● What the task asks
Omit every picture, then give all the entries again exactly.

● Entries shown
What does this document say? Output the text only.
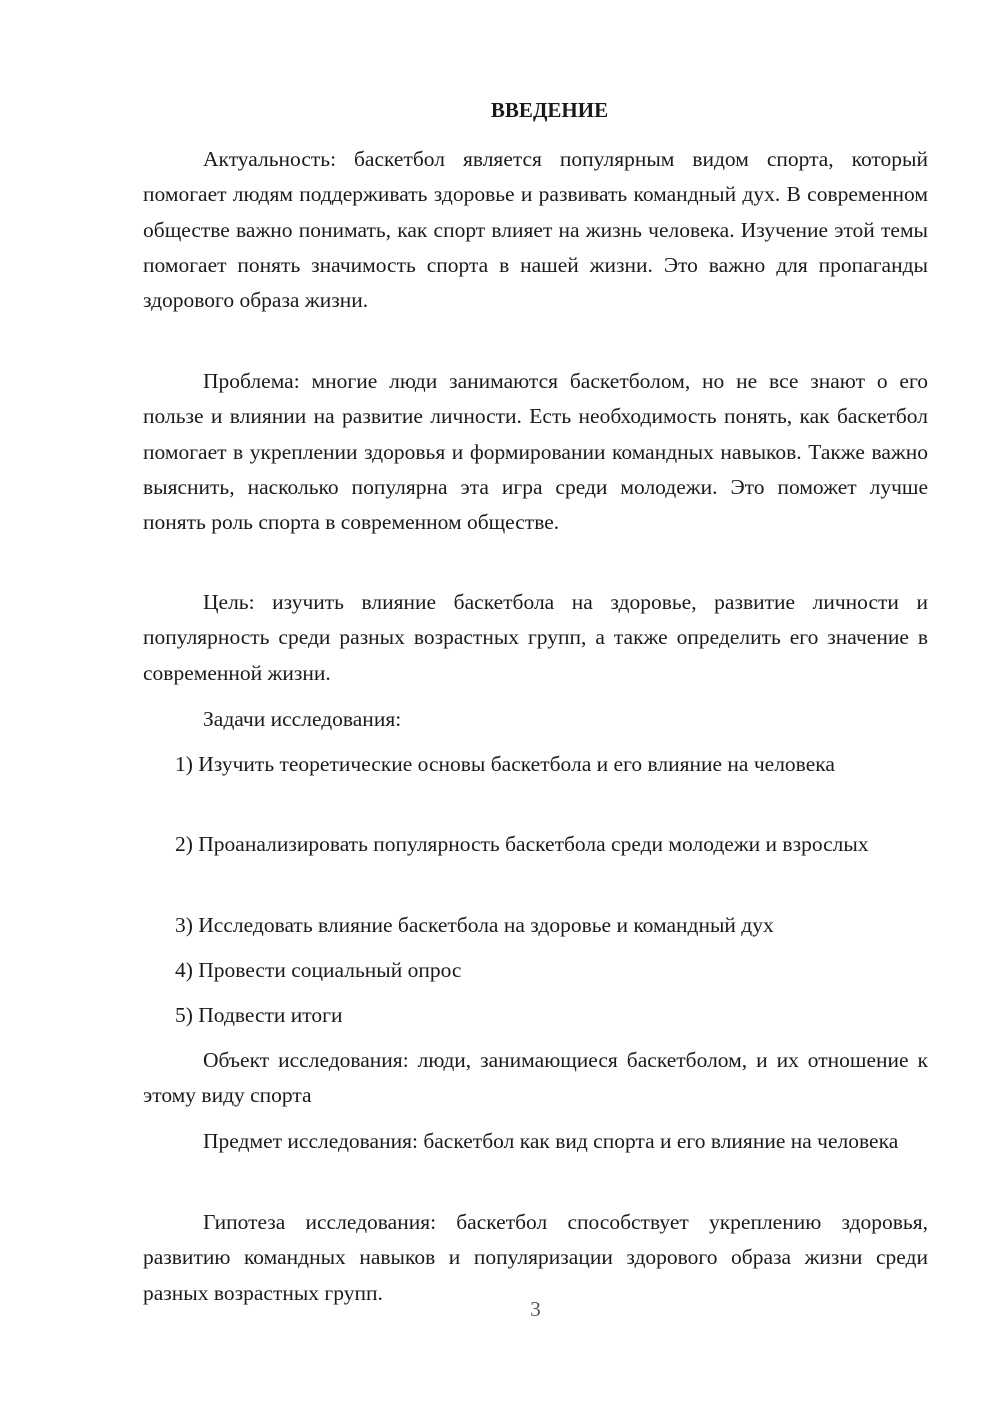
ВВЕДЕНИЕ

Актуальность: баскетбол является популярным видом спорта, который помогает людям поддерживать здоровье и развивать командный дух. В современном обществе важно понимать, как спорт влияет на жизнь человека. Изучение этой темы помогает понять значимость спорта в нашей жизни. Это важно для пропаганды здорового образа жизни.

Проблема: многие люди занимаются баскетболом, но не все знают о его пользе и влиянии на развитие личности. Есть необходимость понять, как баскетбол помогает в укреплении здоровья и формировании командных навыков. Также важно выяснить, насколько популярна эта игра среди молодежи. Это поможет лучше понять роль спорта в современном обществе.

Цель: изучить влияние баскетбола на здоровье, развитие личности и популярность среди разных возрастных групп, а также определить его значение в современной жизни.

Задачи исследования:

1) Изучить теоретические основы баскетбола и его влияние на человека

2) Проанализировать популярность баскетбола среди молодежи и взрослых

3) Исследовать влияние баскетбола на здоровье и командный дух

4) Провести социальный опрос

5) Подвести итоги

Объект исследования: люди, занимающиеся баскетболом, и их отношение к этому виду спорта

Предмет исследования: баскетбол как вид спорта и его влияние на человека

Гипотеза исследования: баскетбол способствует укреплению здоровья, развитию командных навыков и популяризации здорового образа жизни среди разных возрастных групп.

3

● Solution
What does this document say? Output the text only.
ВВЕДЕНИЕ

Актуальность: баскетбол является популярным видом спорта, который помогает людям поддерживать здоровье и развивать командный дух. В современном обществе важно понимать, как спорт влияет на жизнь человека. Изучение этой темы помогает понять значимость спорта в нашей жизни. Это важно для пропаганды здорового образа жизни.

Проблема: многие люди занимаются баскетболом, но не все знают о его пользе и влиянии на развитие личности. Есть необходимость понять, как баскетбол помогает в укреплении здоровья и формировании командных навыков. Также важно выяснить, насколько популярна эта игра среди молодежи. Это поможет лучше понять роль спорта в современном обществе.

Цель: изучить влияние баскетбола на здоровье, развитие личности и популярность среди разных возрастных групп, а также определить его значение в современной жизни.

Задачи исследования:

1) Изучить теоретические основы баскетбола и его влияние на человека

2) Проанализировать популярность баскетбола среди молодежи и взрослых

3) Исследовать влияние баскетбола на здоровье и командный дух

4) Провести социальный опрос

5) Подвести итоги

Объект исследования: люди, занимающиеся баскетболом, и их отношение к этому виду спорта

Предмет исследования: баскетбол как вид спорта и его влияние на человека

Гипотеза исследования: баскетбол способствует укреплению здоровья, развитию командных навыков и популяризации здорового образа жизни среди разных возрастных групп.

3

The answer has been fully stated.